Instructions for the task:
For this exercise, copy out each line of the material below that includes "name".

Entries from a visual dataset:
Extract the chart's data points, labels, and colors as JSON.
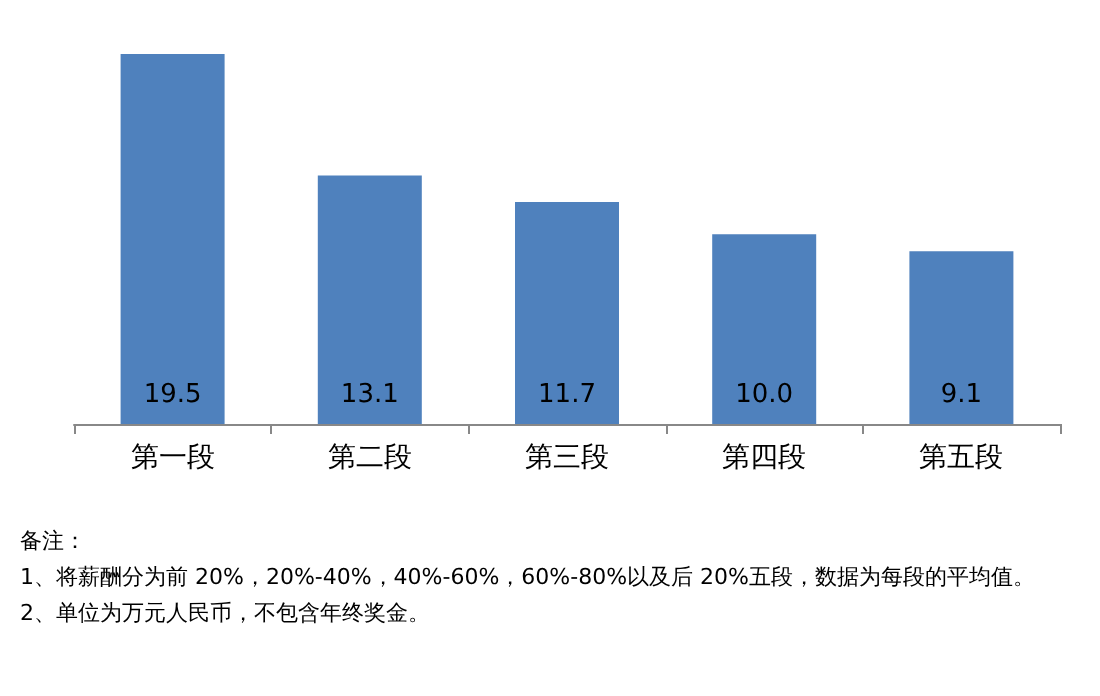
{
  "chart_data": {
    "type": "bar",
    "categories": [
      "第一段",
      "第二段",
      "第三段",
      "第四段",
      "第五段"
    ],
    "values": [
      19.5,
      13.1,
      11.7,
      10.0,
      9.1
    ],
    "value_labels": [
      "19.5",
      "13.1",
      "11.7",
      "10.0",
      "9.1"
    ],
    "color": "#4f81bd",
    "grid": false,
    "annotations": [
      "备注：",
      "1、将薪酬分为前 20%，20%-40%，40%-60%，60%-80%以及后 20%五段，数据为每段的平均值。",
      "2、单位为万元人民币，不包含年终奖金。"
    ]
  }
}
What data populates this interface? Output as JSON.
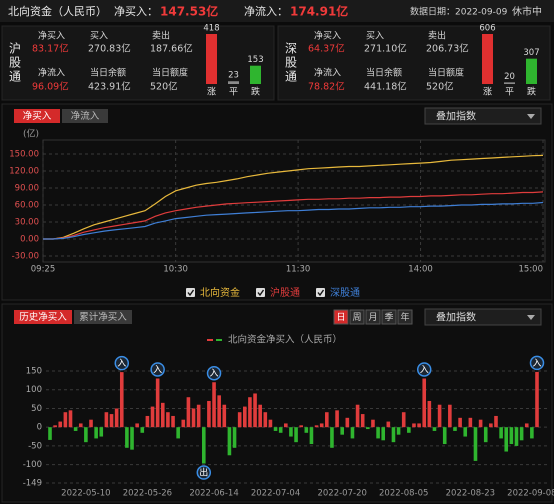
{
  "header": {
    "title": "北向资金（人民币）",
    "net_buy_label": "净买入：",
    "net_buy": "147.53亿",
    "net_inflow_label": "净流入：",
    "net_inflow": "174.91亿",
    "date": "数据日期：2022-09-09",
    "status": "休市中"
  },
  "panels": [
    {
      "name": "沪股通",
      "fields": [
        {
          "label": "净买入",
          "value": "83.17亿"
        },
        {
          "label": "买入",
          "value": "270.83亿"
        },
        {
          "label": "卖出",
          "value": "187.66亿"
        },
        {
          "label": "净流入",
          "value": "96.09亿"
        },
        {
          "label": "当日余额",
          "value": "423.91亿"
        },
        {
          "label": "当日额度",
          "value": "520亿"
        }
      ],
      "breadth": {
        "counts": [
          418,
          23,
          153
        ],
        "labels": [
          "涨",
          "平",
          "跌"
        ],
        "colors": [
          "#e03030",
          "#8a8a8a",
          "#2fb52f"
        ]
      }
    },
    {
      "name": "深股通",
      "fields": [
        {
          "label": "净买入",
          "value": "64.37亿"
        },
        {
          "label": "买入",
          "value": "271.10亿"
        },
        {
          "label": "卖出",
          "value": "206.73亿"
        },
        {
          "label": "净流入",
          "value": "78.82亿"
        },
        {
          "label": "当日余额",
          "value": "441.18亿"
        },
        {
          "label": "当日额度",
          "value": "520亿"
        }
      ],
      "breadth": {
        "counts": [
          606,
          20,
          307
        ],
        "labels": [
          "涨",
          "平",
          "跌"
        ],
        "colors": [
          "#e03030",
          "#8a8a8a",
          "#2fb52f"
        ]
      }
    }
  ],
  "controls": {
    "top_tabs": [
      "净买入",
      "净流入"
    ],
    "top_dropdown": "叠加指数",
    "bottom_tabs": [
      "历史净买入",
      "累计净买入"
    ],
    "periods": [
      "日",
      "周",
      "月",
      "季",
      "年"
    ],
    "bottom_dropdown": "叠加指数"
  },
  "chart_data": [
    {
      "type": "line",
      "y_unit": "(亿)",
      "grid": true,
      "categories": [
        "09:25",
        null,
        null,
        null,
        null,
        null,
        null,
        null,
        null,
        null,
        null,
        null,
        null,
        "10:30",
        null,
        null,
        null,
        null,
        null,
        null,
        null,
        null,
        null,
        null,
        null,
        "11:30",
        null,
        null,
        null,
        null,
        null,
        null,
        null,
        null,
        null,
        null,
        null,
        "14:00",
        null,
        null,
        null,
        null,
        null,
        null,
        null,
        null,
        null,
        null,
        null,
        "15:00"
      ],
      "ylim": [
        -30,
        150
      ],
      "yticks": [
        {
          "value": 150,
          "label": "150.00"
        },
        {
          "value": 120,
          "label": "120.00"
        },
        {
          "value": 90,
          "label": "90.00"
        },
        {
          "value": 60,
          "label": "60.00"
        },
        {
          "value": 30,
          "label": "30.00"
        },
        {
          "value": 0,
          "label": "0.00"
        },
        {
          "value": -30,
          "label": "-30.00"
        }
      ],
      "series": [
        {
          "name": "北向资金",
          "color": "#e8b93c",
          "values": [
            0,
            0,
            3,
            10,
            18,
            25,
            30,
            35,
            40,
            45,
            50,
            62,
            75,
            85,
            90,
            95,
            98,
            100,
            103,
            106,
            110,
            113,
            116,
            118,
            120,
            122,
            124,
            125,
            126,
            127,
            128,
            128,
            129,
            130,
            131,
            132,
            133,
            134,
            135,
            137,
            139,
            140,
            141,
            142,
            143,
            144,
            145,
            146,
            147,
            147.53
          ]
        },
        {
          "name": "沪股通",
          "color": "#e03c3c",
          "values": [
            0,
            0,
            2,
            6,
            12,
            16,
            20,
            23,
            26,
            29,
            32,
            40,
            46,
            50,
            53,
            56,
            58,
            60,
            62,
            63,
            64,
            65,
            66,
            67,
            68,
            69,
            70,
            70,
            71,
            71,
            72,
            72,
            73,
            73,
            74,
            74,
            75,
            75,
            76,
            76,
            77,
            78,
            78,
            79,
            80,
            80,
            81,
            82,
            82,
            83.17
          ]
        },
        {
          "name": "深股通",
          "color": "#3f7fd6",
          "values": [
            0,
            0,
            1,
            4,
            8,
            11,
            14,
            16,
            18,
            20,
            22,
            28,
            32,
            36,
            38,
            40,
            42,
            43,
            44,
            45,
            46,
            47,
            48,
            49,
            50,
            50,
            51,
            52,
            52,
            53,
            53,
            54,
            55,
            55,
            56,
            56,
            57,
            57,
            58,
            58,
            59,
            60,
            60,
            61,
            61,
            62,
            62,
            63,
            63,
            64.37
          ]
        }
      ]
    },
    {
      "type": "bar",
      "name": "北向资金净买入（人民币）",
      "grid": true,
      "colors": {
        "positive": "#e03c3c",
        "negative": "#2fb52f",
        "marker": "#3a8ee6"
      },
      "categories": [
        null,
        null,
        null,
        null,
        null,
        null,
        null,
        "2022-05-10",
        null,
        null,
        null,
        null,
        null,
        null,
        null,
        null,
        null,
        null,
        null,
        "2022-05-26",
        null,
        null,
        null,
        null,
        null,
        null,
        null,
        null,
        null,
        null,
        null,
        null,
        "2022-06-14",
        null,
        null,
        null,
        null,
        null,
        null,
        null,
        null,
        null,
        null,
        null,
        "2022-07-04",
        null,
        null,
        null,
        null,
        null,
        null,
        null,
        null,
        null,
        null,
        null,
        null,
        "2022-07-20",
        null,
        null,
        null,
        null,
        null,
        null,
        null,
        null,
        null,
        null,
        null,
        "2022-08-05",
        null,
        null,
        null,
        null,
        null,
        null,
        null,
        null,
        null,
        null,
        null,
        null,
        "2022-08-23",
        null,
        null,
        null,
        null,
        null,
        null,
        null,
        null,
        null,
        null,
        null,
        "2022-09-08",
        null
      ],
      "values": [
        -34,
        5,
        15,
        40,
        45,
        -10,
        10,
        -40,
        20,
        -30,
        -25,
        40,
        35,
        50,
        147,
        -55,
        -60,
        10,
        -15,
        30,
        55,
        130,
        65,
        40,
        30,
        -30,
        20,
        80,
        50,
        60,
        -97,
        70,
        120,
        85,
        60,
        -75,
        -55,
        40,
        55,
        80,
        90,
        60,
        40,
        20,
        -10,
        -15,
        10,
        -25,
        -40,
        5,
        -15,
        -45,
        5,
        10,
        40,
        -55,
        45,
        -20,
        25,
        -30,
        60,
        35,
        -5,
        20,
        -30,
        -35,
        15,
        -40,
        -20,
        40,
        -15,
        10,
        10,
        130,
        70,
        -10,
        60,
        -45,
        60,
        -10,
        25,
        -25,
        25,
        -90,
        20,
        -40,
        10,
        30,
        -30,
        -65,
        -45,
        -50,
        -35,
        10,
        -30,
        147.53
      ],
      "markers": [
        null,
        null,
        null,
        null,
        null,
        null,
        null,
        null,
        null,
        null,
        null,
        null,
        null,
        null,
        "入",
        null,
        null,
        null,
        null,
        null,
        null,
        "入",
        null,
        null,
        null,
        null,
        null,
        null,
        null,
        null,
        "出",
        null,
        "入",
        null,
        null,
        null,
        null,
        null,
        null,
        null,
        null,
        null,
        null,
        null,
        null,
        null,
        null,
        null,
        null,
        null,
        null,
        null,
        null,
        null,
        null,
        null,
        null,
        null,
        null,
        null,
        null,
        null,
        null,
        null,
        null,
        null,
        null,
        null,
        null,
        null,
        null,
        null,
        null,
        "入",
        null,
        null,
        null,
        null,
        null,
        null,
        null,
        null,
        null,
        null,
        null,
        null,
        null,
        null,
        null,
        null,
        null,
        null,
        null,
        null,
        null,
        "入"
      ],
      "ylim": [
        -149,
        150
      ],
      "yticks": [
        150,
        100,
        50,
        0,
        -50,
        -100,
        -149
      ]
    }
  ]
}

Task response:
      "name": "沪股通",
      "name": "深股通",
          "name": "北向资金",
          "name": "沪股通",
          "name": "深股通",
      "name": "北向资金净买入（人民币）",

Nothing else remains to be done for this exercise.